* **Data for this task**

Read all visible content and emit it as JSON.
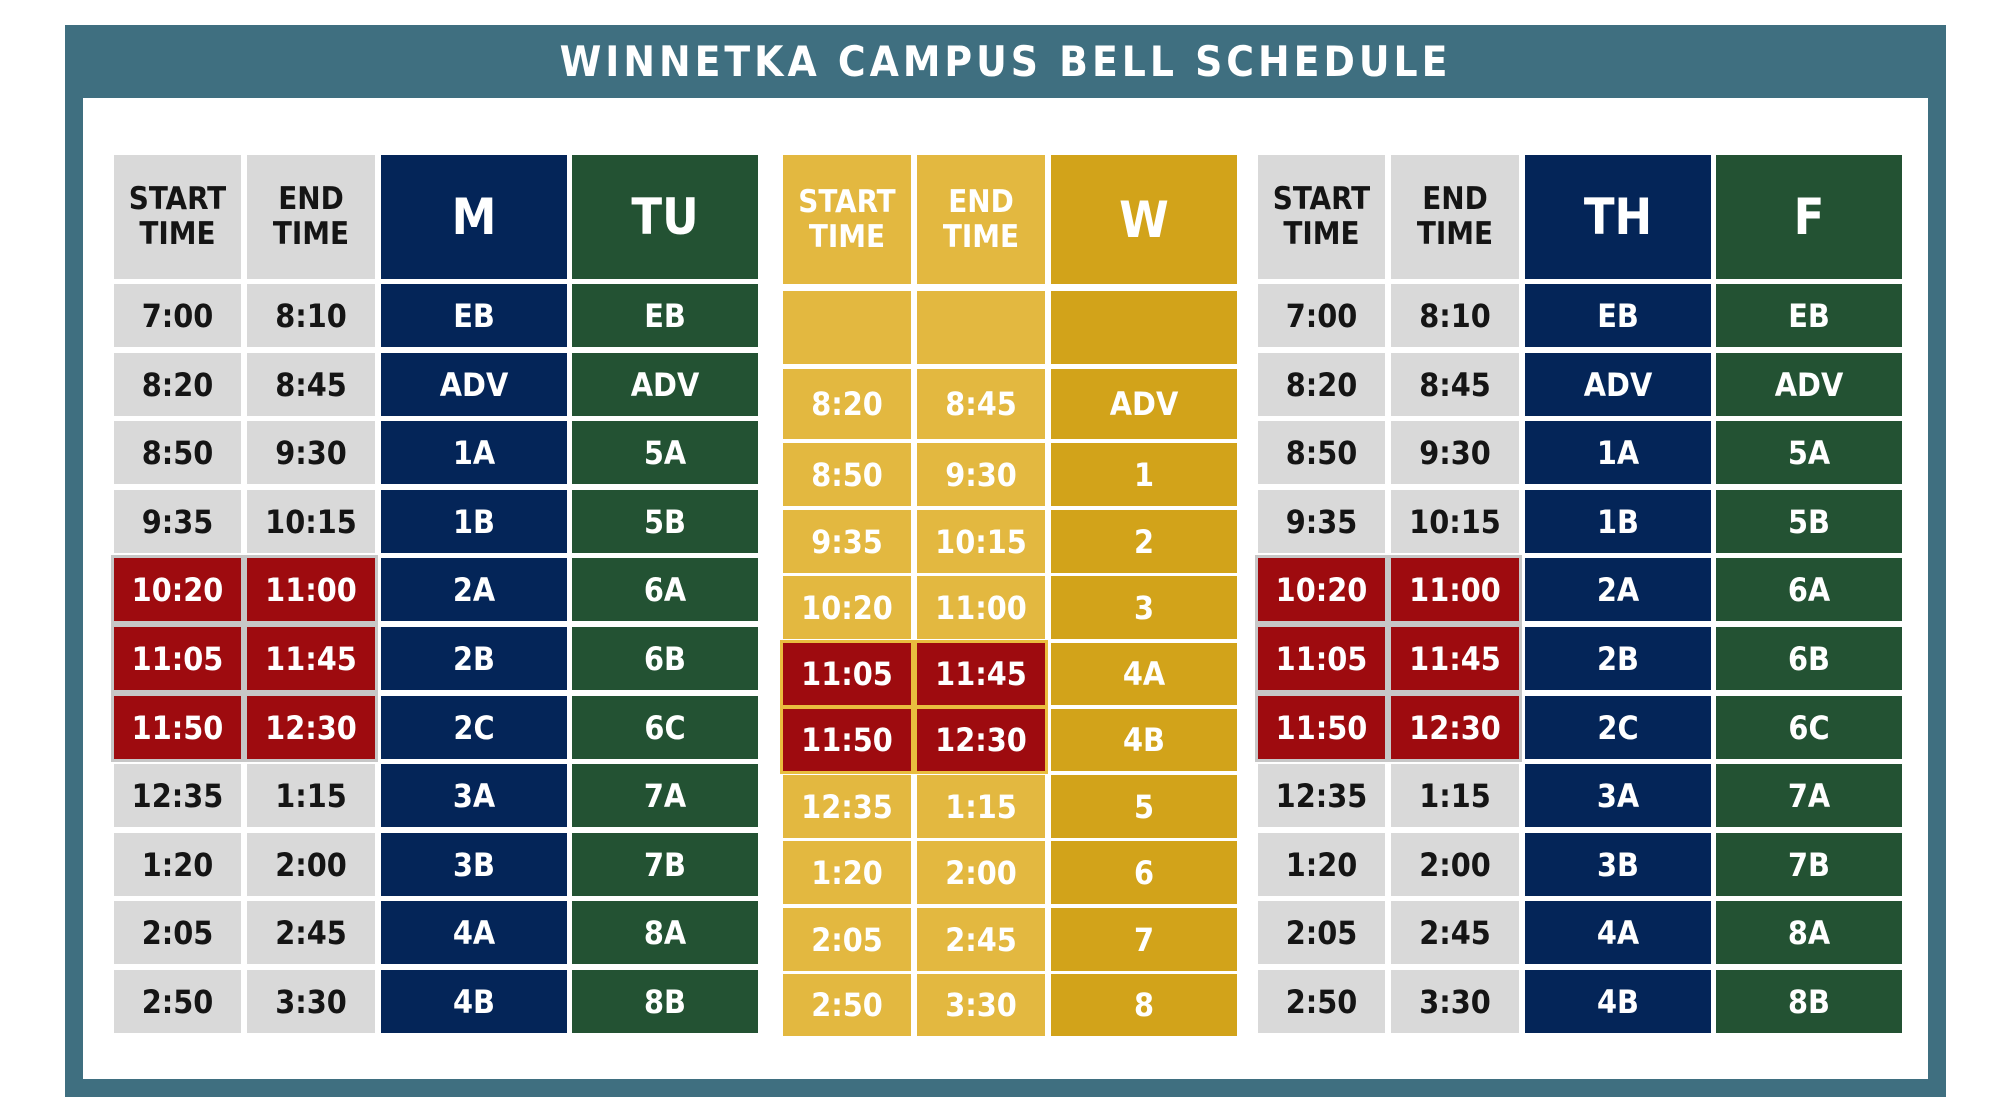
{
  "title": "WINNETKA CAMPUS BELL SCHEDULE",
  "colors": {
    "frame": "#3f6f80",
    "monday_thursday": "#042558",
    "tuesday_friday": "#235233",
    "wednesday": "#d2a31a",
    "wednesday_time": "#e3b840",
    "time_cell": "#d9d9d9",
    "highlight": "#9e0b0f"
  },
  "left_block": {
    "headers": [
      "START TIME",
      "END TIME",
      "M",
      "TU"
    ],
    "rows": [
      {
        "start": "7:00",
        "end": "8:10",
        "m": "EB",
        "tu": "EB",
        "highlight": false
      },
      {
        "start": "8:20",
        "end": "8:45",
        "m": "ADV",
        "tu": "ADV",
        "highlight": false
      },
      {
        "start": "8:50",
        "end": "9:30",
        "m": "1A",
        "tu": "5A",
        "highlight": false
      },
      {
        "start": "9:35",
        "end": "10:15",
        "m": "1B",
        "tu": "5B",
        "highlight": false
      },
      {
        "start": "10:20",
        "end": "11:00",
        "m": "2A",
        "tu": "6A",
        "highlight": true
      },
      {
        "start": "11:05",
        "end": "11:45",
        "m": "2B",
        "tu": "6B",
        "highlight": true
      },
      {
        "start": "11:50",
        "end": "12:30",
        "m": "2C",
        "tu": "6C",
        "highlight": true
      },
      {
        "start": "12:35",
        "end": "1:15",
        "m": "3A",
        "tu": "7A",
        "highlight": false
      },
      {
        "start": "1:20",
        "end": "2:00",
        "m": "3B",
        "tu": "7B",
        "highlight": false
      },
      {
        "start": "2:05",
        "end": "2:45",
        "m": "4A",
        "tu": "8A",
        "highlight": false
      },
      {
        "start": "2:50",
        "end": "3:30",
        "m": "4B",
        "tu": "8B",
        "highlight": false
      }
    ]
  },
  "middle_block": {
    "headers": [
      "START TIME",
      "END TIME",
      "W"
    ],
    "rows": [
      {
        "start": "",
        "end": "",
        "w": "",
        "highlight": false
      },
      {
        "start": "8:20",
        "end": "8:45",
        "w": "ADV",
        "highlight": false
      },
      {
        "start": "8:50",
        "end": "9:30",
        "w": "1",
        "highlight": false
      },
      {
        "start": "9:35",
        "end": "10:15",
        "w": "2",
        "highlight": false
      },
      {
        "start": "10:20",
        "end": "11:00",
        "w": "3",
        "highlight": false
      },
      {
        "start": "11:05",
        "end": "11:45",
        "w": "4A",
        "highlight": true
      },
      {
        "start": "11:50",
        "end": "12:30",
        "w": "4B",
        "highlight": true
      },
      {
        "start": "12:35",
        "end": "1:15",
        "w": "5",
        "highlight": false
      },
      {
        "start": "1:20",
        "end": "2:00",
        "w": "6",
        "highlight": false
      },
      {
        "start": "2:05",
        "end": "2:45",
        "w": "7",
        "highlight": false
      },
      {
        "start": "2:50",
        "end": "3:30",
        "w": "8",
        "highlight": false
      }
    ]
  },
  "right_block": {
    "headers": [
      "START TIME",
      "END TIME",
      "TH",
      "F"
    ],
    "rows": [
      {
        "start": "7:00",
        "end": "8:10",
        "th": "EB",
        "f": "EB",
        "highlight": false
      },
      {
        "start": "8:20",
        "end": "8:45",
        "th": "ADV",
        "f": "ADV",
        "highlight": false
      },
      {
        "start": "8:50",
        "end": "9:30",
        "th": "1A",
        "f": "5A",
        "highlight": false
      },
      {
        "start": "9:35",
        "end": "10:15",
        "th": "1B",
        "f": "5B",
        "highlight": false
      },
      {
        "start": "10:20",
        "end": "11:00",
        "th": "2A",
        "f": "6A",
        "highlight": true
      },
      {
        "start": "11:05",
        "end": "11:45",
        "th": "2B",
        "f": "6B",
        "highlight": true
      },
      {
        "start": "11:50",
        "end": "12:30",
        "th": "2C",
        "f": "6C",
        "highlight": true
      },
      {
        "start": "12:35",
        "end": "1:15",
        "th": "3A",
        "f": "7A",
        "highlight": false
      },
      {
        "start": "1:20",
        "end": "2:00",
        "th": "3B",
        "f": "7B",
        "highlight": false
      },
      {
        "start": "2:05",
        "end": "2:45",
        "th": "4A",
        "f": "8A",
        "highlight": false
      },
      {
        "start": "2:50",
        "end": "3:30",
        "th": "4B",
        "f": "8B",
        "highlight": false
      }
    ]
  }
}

* **Problem statement**
Quote every line word for word and keep the images out of the copy.

* **Problem solution**
Read all visible content and emit it as JSON.
{
  "title": "WINNETKA CAMPUS BELL SCHEDULE",
  "colors": {
    "frame": "#3f6f80",
    "monday_thursday": "#042558",
    "tuesday_friday": "#235233",
    "wednesday": "#d2a31a",
    "wednesday_time": "#e3b840",
    "time_cell": "#d9d9d9",
    "highlight": "#9e0b0f"
  },
  "left_block": {
    "headers": [
      "START TIME",
      "END TIME",
      "M",
      "TU"
    ],
    "rows": [
      {
        "start": "7:00",
        "end": "8:10",
        "m": "EB",
        "tu": "EB",
        "highlight": false
      },
      {
        "start": "8:20",
        "end": "8:45",
        "m": "ADV",
        "tu": "ADV",
        "highlight": false
      },
      {
        "start": "8:50",
        "end": "9:30",
        "m": "1A",
        "tu": "5A",
        "highlight": false
      },
      {
        "start": "9:35",
        "end": "10:15",
        "m": "1B",
        "tu": "5B",
        "highlight": false
      },
      {
        "start": "10:20",
        "end": "11:00",
        "m": "2A",
        "tu": "6A",
        "highlight": true
      },
      {
        "start": "11:05",
        "end": "11:45",
        "m": "2B",
        "tu": "6B",
        "highlight": true
      },
      {
        "start": "11:50",
        "end": "12:30",
        "m": "2C",
        "tu": "6C",
        "highlight": true
      },
      {
        "start": "12:35",
        "end": "1:15",
        "m": "3A",
        "tu": "7A",
        "highlight": false
      },
      {
        "start": "1:20",
        "end": "2:00",
        "m": "3B",
        "tu": "7B",
        "highlight": false
      },
      {
        "start": "2:05",
        "end": "2:45",
        "m": "4A",
        "tu": "8A",
        "highlight": false
      },
      {
        "start": "2:50",
        "end": "3:30",
        "m": "4B",
        "tu": "8B",
        "highlight": false
      }
    ]
  },
  "middle_block": {
    "headers": [
      "START TIME",
      "END TIME",
      "W"
    ],
    "rows": [
      {
        "start": "",
        "end": "",
        "w": "",
        "highlight": false
      },
      {
        "start": "8:20",
        "end": "8:45",
        "w": "ADV",
        "highlight": false
      },
      {
        "start": "8:50",
        "end": "9:30",
        "w": "1",
        "highlight": false
      },
      {
        "start": "9:35",
        "end": "10:15",
        "w": "2",
        "highlight": false
      },
      {
        "start": "10:20",
        "end": "11:00",
        "w": "3",
        "highlight": false
      },
      {
        "start": "11:05",
        "end": "11:45",
        "w": "4A",
        "highlight": true
      },
      {
        "start": "11:50",
        "end": "12:30",
        "w": "4B",
        "highlight": true
      },
      {
        "start": "12:35",
        "end": "1:15",
        "w": "5",
        "highlight": false
      },
      {
        "start": "1:20",
        "end": "2:00",
        "w": "6",
        "highlight": false
      },
      {
        "start": "2:05",
        "end": "2:45",
        "w": "7",
        "highlight": false
      },
      {
        "start": "2:50",
        "end": "3:30",
        "w": "8",
        "highlight": false
      }
    ]
  },
  "right_block": {
    "headers": [
      "START TIME",
      "END TIME",
      "TH",
      "F"
    ],
    "rows": [
      {
        "start": "7:00",
        "end": "8:10",
        "th": "EB",
        "f": "EB",
        "highlight": false
      },
      {
        "start": "8:20",
        "end": "8:45",
        "th": "ADV",
        "f": "ADV",
        "highlight": false
      },
      {
        "start": "8:50",
        "end": "9:30",
        "th": "1A",
        "f": "5A",
        "highlight": false
      },
      {
        "start": "9:35",
        "end": "10:15",
        "th": "1B",
        "f": "5B",
        "highlight": false
      },
      {
        "start": "10:20",
        "end": "11:00",
        "th": "2A",
        "f": "6A",
        "highlight": true
      },
      {
        "start": "11:05",
        "end": "11:45",
        "th": "2B",
        "f": "6B",
        "highlight": true
      },
      {
        "start": "11:50",
        "end": "12:30",
        "th": "2C",
        "f": "6C",
        "highlight": true
      },
      {
        "start": "12:35",
        "end": "1:15",
        "th": "3A",
        "f": "7A",
        "highlight": false
      },
      {
        "start": "1:20",
        "end": "2:00",
        "th": "3B",
        "f": "7B",
        "highlight": false
      },
      {
        "start": "2:05",
        "end": "2:45",
        "th": "4A",
        "f": "8A",
        "highlight": false
      },
      {
        "start": "2:50",
        "end": "3:30",
        "th": "4B",
        "f": "8B",
        "highlight": false
      }
    ]
  }
}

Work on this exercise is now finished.